* The problem: Transcribe all the entries word for word, omitting any pictures they contain.

==========

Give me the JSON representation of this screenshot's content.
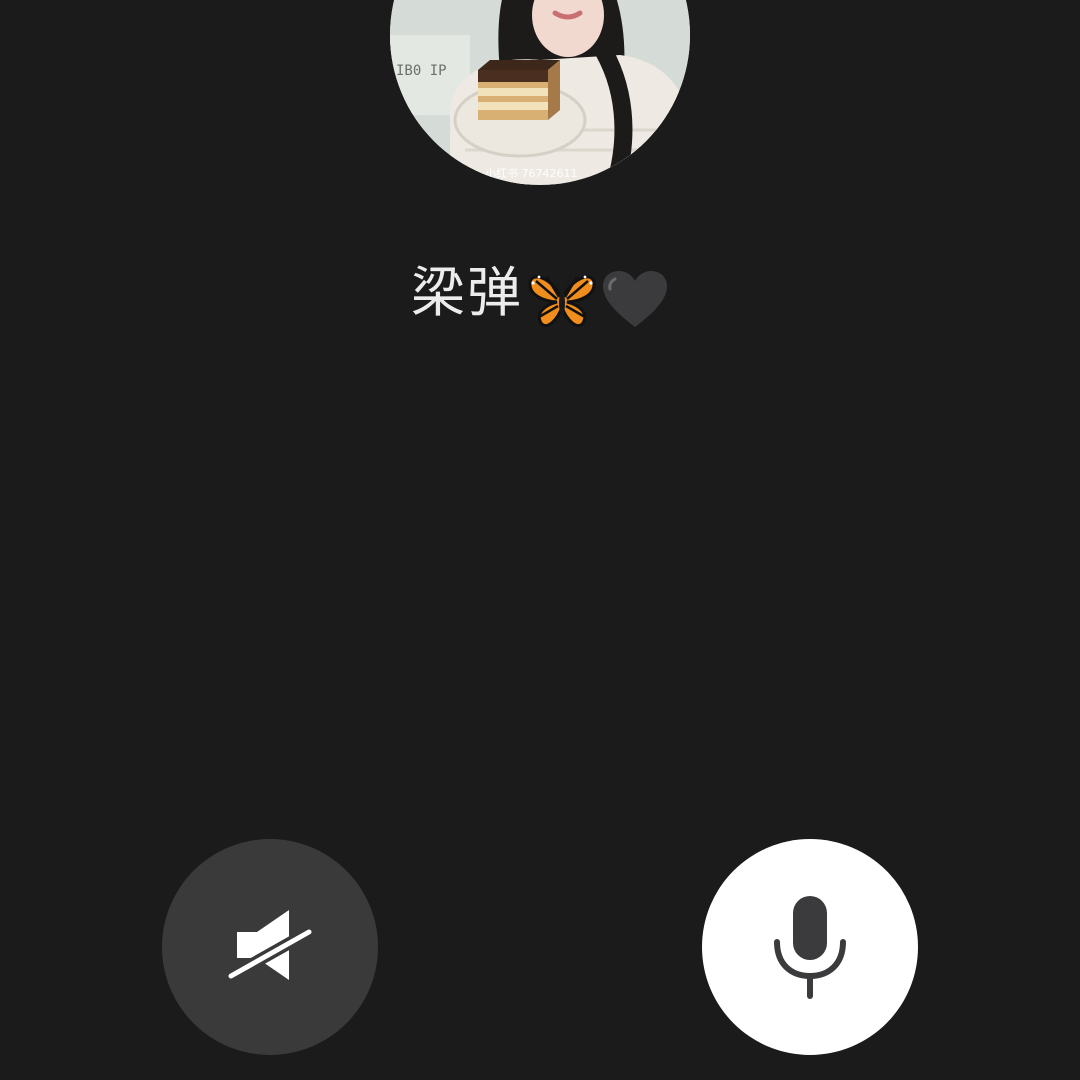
{
  "call": {
    "caller_name": "梁弹",
    "name_emojis": [
      "butterfly-emoji",
      "black-heart-emoji"
    ],
    "avatar_watermark": "小红书 76742611"
  },
  "controls": {
    "speaker": {
      "icon": "speaker-muted-icon",
      "state": "muted"
    },
    "mic": {
      "icon": "microphone-icon",
      "state": "on"
    }
  },
  "colors": {
    "background": "#1b1b1c",
    "speaker_button": "#3a3a3b",
    "mic_button": "#ffffff",
    "name_text": "#ececec"
  }
}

==========

* Result:
Give me the JSON representation of this screenshot's content.
{
  "call": {
    "caller_name": "梁弹",
    "name_emojis": [
      "butterfly-emoji",
      "black-heart-emoji"
    ],
    "avatar_watermark": "小红书 76742611"
  },
  "controls": {
    "speaker": {
      "icon": "speaker-muted-icon",
      "state": "muted"
    },
    "mic": {
      "icon": "microphone-icon",
      "state": "on"
    }
  },
  "colors": {
    "background": "#1b1b1c",
    "speaker_button": "#3a3a3b",
    "mic_button": "#ffffff",
    "name_text": "#ececec"
  }
}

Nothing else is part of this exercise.